** DATASET ENTRIES **
_ _ _ _

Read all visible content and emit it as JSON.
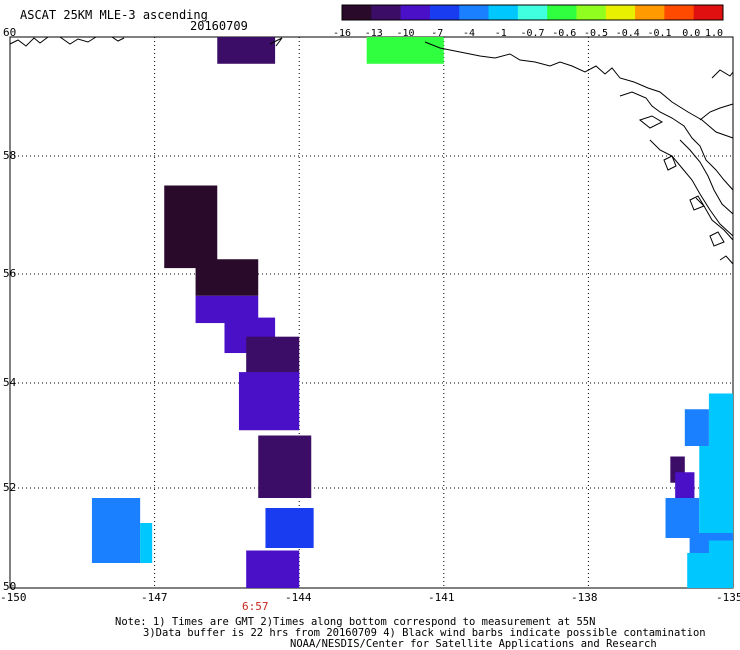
{
  "header": {
    "title": "ASCAT 25KM MLE-3 ascending",
    "date": "20160709"
  },
  "colorbar": {
    "labels": [
      "-16",
      "-13",
      "-10",
      "-7",
      "-4",
      "-1",
      "-0.7",
      "-0.6",
      "-0.5",
      "-0.4",
      "-0.1",
      "0.0",
      "1.0"
    ],
    "colors": [
      "#2a0a2a",
      "#3c0d66",
      "#4a10c8",
      "#1a3cf0",
      "#1a80ff",
      "#00c8ff",
      "#40ffe0",
      "#30ff40",
      "#90ff20",
      "#e8f000",
      "#ff9a00",
      "#ff4a00",
      "#e01010"
    ]
  },
  "axes": {
    "x_ticks": [
      "-150",
      "-147",
      "-144",
      "-141",
      "-138",
      "-135"
    ],
    "y_ticks": [
      "60",
      "58",
      "56",
      "54",
      "52",
      "50"
    ],
    "lon_range": [
      -150,
      -135
    ],
    "lat_range": [
      50,
      60
    ]
  },
  "time_label": "6:57",
  "notes": {
    "line1": "Note: 1) Times are GMT 2)Times along bottom correspond to measurement at 55N",
    "line2": "3)Data buffer is 22 hrs from 20160709 4) Black wind barbs indicate possible contamination",
    "line3": "NOAA/NESDIS/Center for Satellite Applications and Research"
  },
  "swaths": [
    {
      "lon": [
        -145.7,
        -144.5
      ],
      "lat": [
        59.55,
        60.0
      ],
      "color": "#3c0d66"
    },
    {
      "lon": [
        -146.8,
        -145.7
      ],
      "lat": [
        56.1,
        57.5
      ],
      "color": "#2a0a2a"
    },
    {
      "lon": [
        -146.15,
        -144.85
      ],
      "lat": [
        55.6,
        56.25
      ],
      "color": "#2a0a2a"
    },
    {
      "lon": [
        -146.15,
        -144.85
      ],
      "lat": [
        55.1,
        55.6
      ],
      "color": "#4a10c8"
    },
    {
      "lon": [
        -145.55,
        -144.5
      ],
      "lat": [
        54.55,
        55.2
      ],
      "color": "#4a10c8"
    },
    {
      "lon": [
        -145.1,
        -144.0
      ],
      "lat": [
        54.1,
        54.85
      ],
      "color": "#3c0d66"
    },
    {
      "lon": [
        -145.25,
        -144.0
      ],
      "lat": [
        53.1,
        54.2
      ],
      "color": "#4a10c8"
    },
    {
      "lon": [
        -144.85,
        -143.75
      ],
      "lat": [
        51.8,
        53.0
      ],
      "color": "#3c0d66"
    },
    {
      "lon": [
        -144.7,
        -143.7
      ],
      "lat": [
        50.8,
        51.6
      ],
      "color": "#1a3cf0"
    },
    {
      "lon": [
        -145.1,
        -144.0
      ],
      "lat": [
        50.0,
        50.75
      ],
      "color": "#4a10c8"
    },
    {
      "lon": [
        -148.3,
        -147.3
      ],
      "lat": [
        50.5,
        51.8
      ],
      "color": "#1a80ff"
    },
    {
      "lon": [
        -147.3,
        -147.05
      ],
      "lat": [
        50.5,
        51.3
      ],
      "color": "#00c8ff"
    },
    {
      "lon": [
        -142.6,
        -141.0
      ],
      "lat": [
        59.55,
        60.0
      ],
      "color": "#30ff40"
    },
    {
      "lon": [
        -135.5,
        -135.0
      ],
      "lat": [
        52.8,
        53.8
      ],
      "color": "#00c8ff"
    },
    {
      "lon": [
        -136.0,
        -135.5
      ],
      "lat": [
        52.8,
        53.5
      ],
      "color": "#1a80ff"
    },
    {
      "lon": [
        -136.3,
        -136.0
      ],
      "lat": [
        52.1,
        52.6
      ],
      "color": "#3c0d66"
    },
    {
      "lon": [
        -136.2,
        -135.8
      ],
      "lat": [
        51.8,
        52.3
      ],
      "color": "#4a10c8"
    },
    {
      "lon": [
        -136.4,
        -135.7
      ],
      "lat": [
        51.0,
        51.8
      ],
      "color": "#1a80ff"
    },
    {
      "lon": [
        -135.7,
        -135.0
      ],
      "lat": [
        51.0,
        52.8
      ],
      "color": "#00c8ff"
    },
    {
      "lon": [
        -135.9,
        -135.0
      ],
      "lat": [
        50.7,
        51.1
      ],
      "color": "#1a80ff"
    },
    {
      "lon": [
        -135.5,
        -135.0
      ],
      "lat": [
        50.7,
        50.95
      ],
      "color": "#00c8ff"
    },
    {
      "lon": [
        -135.95,
        -135.0
      ],
      "lat": [
        50.0,
        50.7
      ],
      "color": "#00c8ff"
    }
  ]
}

_ _ _ _

** WORK TO COMPLETE **
The data above should be repeated exactly, minus any pictures.

** EXERCISE OUTPUT **
Read all visible content and emit it as JSON.
{
  "header": {
    "title": "ASCAT 25KM MLE-3 ascending",
    "date": "20160709"
  },
  "colorbar": {
    "labels": [
      "-16",
      "-13",
      "-10",
      "-7",
      "-4",
      "-1",
      "-0.7",
      "-0.6",
      "-0.5",
      "-0.4",
      "-0.1",
      "0.0",
      "1.0"
    ],
    "colors": [
      "#2a0a2a",
      "#3c0d66",
      "#4a10c8",
      "#1a3cf0",
      "#1a80ff",
      "#00c8ff",
      "#40ffe0",
      "#30ff40",
      "#90ff20",
      "#e8f000",
      "#ff9a00",
      "#ff4a00",
      "#e01010"
    ]
  },
  "axes": {
    "x_ticks": [
      "-150",
      "-147",
      "-144",
      "-141",
      "-138",
      "-135"
    ],
    "y_ticks": [
      "60",
      "58",
      "56",
      "54",
      "52",
      "50"
    ],
    "lon_range": [
      -150,
      -135
    ],
    "lat_range": [
      50,
      60
    ]
  },
  "time_label": "6:57",
  "notes": {
    "line1": "Note: 1) Times are GMT 2)Times along bottom correspond to measurement at 55N",
    "line2": "3)Data buffer is 22 hrs from 20160709 4) Black wind barbs indicate possible contamination",
    "line3": "NOAA/NESDIS/Center for Satellite Applications and Research"
  },
  "swaths": [
    {
      "lon": [
        -145.7,
        -144.5
      ],
      "lat": [
        59.55,
        60.0
      ],
      "color": "#3c0d66"
    },
    {
      "lon": [
        -146.8,
        -145.7
      ],
      "lat": [
        56.1,
        57.5
      ],
      "color": "#2a0a2a"
    },
    {
      "lon": [
        -146.15,
        -144.85
      ],
      "lat": [
        55.6,
        56.25
      ],
      "color": "#2a0a2a"
    },
    {
      "lon": [
        -146.15,
        -144.85
      ],
      "lat": [
        55.1,
        55.6
      ],
      "color": "#4a10c8"
    },
    {
      "lon": [
        -145.55,
        -144.5
      ],
      "lat": [
        54.55,
        55.2
      ],
      "color": "#4a10c8"
    },
    {
      "lon": [
        -145.1,
        -144.0
      ],
      "lat": [
        54.1,
        54.85
      ],
      "color": "#3c0d66"
    },
    {
      "lon": [
        -145.25,
        -144.0
      ],
      "lat": [
        53.1,
        54.2
      ],
      "color": "#4a10c8"
    },
    {
      "lon": [
        -144.85,
        -143.75
      ],
      "lat": [
        51.8,
        53.0
      ],
      "color": "#3c0d66"
    },
    {
      "lon": [
        -144.7,
        -143.7
      ],
      "lat": [
        50.8,
        51.6
      ],
      "color": "#1a3cf0"
    },
    {
      "lon": [
        -145.1,
        -144.0
      ],
      "lat": [
        50.0,
        50.75
      ],
      "color": "#4a10c8"
    },
    {
      "lon": [
        -148.3,
        -147.3
      ],
      "lat": [
        50.5,
        51.8
      ],
      "color": "#1a80ff"
    },
    {
      "lon": [
        -147.3,
        -147.05
      ],
      "lat": [
        50.5,
        51.3
      ],
      "color": "#00c8ff"
    },
    {
      "lon": [
        -142.6,
        -141.0
      ],
      "lat": [
        59.55,
        60.0
      ],
      "color": "#30ff40"
    },
    {
      "lon": [
        -135.5,
        -135.0
      ],
      "lat": [
        52.8,
        53.8
      ],
      "color": "#00c8ff"
    },
    {
      "lon": [
        -136.0,
        -135.5
      ],
      "lat": [
        52.8,
        53.5
      ],
      "color": "#1a80ff"
    },
    {
      "lon": [
        -136.3,
        -136.0
      ],
      "lat": [
        52.1,
        52.6
      ],
      "color": "#3c0d66"
    },
    {
      "lon": [
        -136.2,
        -135.8
      ],
      "lat": [
        51.8,
        52.3
      ],
      "color": "#4a10c8"
    },
    {
      "lon": [
        -136.4,
        -135.7
      ],
      "lat": [
        51.0,
        51.8
      ],
      "color": "#1a80ff"
    },
    {
      "lon": [
        -135.7,
        -135.0
      ],
      "lat": [
        51.0,
        52.8
      ],
      "color": "#00c8ff"
    },
    {
      "lon": [
        -135.9,
        -135.0
      ],
      "lat": [
        50.7,
        51.1
      ],
      "color": "#1a80ff"
    },
    {
      "lon": [
        -135.5,
        -135.0
      ],
      "lat": [
        50.7,
        50.95
      ],
      "color": "#00c8ff"
    },
    {
      "lon": [
        -135.95,
        -135.0
      ],
      "lat": [
        50.0,
        50.7
      ],
      "color": "#00c8ff"
    }
  ]
}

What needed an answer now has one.